- [AIM OF THE EXERCISE]: Restate the data below word for word, leaving nothing out.

***** DATA FOR THIS EXERCISE

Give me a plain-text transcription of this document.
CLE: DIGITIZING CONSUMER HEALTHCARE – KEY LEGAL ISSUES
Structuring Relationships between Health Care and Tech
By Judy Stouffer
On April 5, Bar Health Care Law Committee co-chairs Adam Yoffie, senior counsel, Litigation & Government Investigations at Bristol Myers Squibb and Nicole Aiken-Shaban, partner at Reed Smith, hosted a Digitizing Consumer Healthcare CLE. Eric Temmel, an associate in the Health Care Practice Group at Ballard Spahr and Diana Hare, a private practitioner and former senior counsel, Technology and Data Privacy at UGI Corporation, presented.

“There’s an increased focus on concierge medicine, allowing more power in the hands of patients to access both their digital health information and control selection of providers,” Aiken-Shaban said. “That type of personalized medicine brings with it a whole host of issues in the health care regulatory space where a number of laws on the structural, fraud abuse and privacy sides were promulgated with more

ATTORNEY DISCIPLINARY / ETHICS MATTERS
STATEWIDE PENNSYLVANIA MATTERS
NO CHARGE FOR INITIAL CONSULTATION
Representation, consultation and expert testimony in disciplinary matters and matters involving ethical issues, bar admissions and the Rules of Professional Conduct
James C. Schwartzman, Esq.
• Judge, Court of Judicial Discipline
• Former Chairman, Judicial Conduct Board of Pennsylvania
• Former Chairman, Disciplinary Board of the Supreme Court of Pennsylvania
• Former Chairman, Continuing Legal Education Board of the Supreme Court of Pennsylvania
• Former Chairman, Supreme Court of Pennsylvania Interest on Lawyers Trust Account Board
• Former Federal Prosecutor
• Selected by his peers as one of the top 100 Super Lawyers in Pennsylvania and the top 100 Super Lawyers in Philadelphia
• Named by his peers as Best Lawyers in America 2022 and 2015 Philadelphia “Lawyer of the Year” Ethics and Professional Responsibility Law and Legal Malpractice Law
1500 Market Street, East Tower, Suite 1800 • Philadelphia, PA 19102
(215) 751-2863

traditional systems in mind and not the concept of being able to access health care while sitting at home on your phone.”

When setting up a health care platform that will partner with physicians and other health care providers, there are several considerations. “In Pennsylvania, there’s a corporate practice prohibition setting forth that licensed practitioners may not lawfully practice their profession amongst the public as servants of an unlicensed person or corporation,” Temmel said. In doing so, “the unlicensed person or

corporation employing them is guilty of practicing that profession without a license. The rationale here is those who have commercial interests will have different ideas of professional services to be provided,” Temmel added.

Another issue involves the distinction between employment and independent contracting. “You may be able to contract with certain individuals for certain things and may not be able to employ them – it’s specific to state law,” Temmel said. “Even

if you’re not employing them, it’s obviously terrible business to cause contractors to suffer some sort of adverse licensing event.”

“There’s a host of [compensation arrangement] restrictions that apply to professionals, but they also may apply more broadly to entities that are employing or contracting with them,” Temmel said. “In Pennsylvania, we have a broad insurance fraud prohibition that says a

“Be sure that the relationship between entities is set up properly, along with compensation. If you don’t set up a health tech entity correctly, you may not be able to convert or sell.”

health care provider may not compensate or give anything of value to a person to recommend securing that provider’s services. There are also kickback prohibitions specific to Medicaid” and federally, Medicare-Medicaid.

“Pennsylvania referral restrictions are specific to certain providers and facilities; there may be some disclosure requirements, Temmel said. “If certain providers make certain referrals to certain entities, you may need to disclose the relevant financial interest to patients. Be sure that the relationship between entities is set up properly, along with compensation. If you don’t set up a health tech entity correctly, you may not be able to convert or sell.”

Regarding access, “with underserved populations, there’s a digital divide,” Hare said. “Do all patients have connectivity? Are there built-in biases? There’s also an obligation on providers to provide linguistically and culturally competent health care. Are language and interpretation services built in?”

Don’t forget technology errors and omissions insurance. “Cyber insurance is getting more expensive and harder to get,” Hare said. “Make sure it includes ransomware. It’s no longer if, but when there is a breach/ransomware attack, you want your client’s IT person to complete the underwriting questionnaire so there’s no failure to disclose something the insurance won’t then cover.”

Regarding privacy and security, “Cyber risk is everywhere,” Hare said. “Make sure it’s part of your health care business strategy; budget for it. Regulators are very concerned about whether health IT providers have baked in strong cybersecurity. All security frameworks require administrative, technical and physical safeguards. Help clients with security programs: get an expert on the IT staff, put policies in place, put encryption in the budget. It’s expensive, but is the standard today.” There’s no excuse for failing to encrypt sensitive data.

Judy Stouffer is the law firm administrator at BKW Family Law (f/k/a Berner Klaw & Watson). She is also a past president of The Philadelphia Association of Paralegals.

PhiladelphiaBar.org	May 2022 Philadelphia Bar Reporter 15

**********

- [TASK SOLUTION]:
Give me a plain-text transcription of this document.
CLE: DIGITIZING CONSUMER HEALTHCARE – KEY LEGAL ISSUES
Structuring Relationships between Health Care and Tech
By Judy Stouffer
On April 5, Bar Health Care Law Committee co-chairs Adam Yoffie, senior counsel, Litigation & Government Investigations at Bristol Myers Squibb and Nicole Aiken-Shaban, partner at Reed Smith, hosted a Digitizing Consumer Healthcare CLE. Eric Temmel, an associate in the Health Care Practice Group at Ballard Spahr and Diana Hare, a private practitioner and former senior counsel, Technology and Data Privacy at UGI Corporation, presented.

“There’s an increased focus on concierge medicine, allowing more power in the hands of patients to access both their digital health information and control selection of providers,” Aiken-Shaban said. “That type of personalized medicine brings with it a whole host of issues in the health care regulatory space where a number of laws on the structural, fraud abuse and privacy sides were promulgated with more

ATTORNEY DISCIPLINARY / ETHICS MATTERS
STATEWIDE PENNSYLVANIA MATTERS
NO CHARGE FOR INITIAL CONSULTATION
Representation, consultation and expert testimony in disciplinary matters and matters involving ethical issues, bar admissions and the Rules of Professional Conduct
James C. Schwartzman, Esq.
• Judge, Court of Judicial Discipline
• Former Chairman, Judicial Conduct Board of Pennsylvania
• Former Chairman, Disciplinary Board of the Supreme Court of Pennsylvania
• Former Chairman, Continuing Legal Education Board of the Supreme Court of Pennsylvania
• Former Chairman, Supreme Court of Pennsylvania Interest on Lawyers Trust Account Board
• Former Federal Prosecutor
• Selected by his peers as one of the top 100 Super Lawyers in Pennsylvania and the top 100 Super Lawyers in Philadelphia
• Named by his peers as Best Lawyers in America 2022 and 2015 Philadelphia “Lawyer of the Year” Ethics and Professional Responsibility Law and Legal Malpractice Law
1500 Market Street, East Tower, Suite 1800 • Philadelphia, PA 19102
(215) 751-2863

traditional systems in mind and not the concept of being able to access health care while sitting at home on your phone.”

When setting up a health care platform that will partner with physicians and other health care providers, there are several considerations. “In Pennsylvania, there’s a corporate practice prohibition setting forth that licensed practitioners may not lawfully practice their profession amongst the public as servants of an unlicensed person or corporation,” Temmel said. In doing so, “the unlicensed person or

corporation employing them is guilty of practicing that profession without a license. The rationale here is those who have commercial interests will have different ideas of professional services to be provided,” Temmel added.

Another issue involves the distinction between employment and independent contracting. “You may be able to contract with certain individuals for certain things and may not be able to employ them – it’s specific to state law,” Temmel said. “Even

if you’re not employing them, it’s obviously terrible business to cause contractors to suffer some sort of adverse licensing event.”

“There’s a host of [compensation arrangement] restrictions that apply to professionals, but they also may apply more broadly to entities that are employing or contracting with them,” Temmel said. “In Pennsylvania, we have a broad insurance fraud prohibition that says a

“Be sure that the relationship between entities is set up properly, along with compensation. If you don’t set up a health tech entity correctly, you may not be able to convert or sell.”

health care provider may not compensate or give anything of value to a person to recommend securing that provider’s services. There are also kickback prohibitions specific to Medicaid” and federally, Medicare-Medicaid.

“Pennsylvania referral restrictions are specific to certain providers and facilities; there may be some disclosure requirements, Temmel said. “If certain providers make certain referrals to certain entities, you may need to disclose the relevant financial interest to patients. Be sure that the relationship between entities is set up properly, along with compensation. If you don’t set up a health tech entity correctly, you may not be able to convert or sell.”

Regarding access, “with underserved populations, there’s a digital divide,” Hare said. “Do all patients have connectivity? Are there built-in biases? There’s also an obligation on providers to provide linguistically and culturally competent health care. Are language and interpretation services built in?”

Don’t forget technology errors and omissions insurance. “Cyber insurance is getting more expensive and harder to get,” Hare said. “Make sure it includes ransomware. It’s no longer if, but when there is a breach/ransomware attack, you want your client’s IT person to complete the underwriting questionnaire so there’s no failure to disclose something the insurance won’t then cover.”

Regarding privacy and security, “Cyber risk is everywhere,” Hare said. “Make sure it’s part of your health care business strategy; budget for it. Regulators are very concerned about whether health IT providers have baked in strong cybersecurity. All security frameworks require administrative, technical and physical safeguards. Help clients with security programs: get an expert on the IT staff, put policies in place, put encryption in the budget. It’s expensive, but is the standard today.” There’s no excuse for failing to encrypt sensitive data.

Judy Stouffer is the law firm administrator at BKW Family Law (f/k/a Berner Klaw & Watson). She is also a past president of The Philadelphia Association of Paralegals.

PhiladelphiaBar.org	May 2022 Philadelphia Bar Reporter 15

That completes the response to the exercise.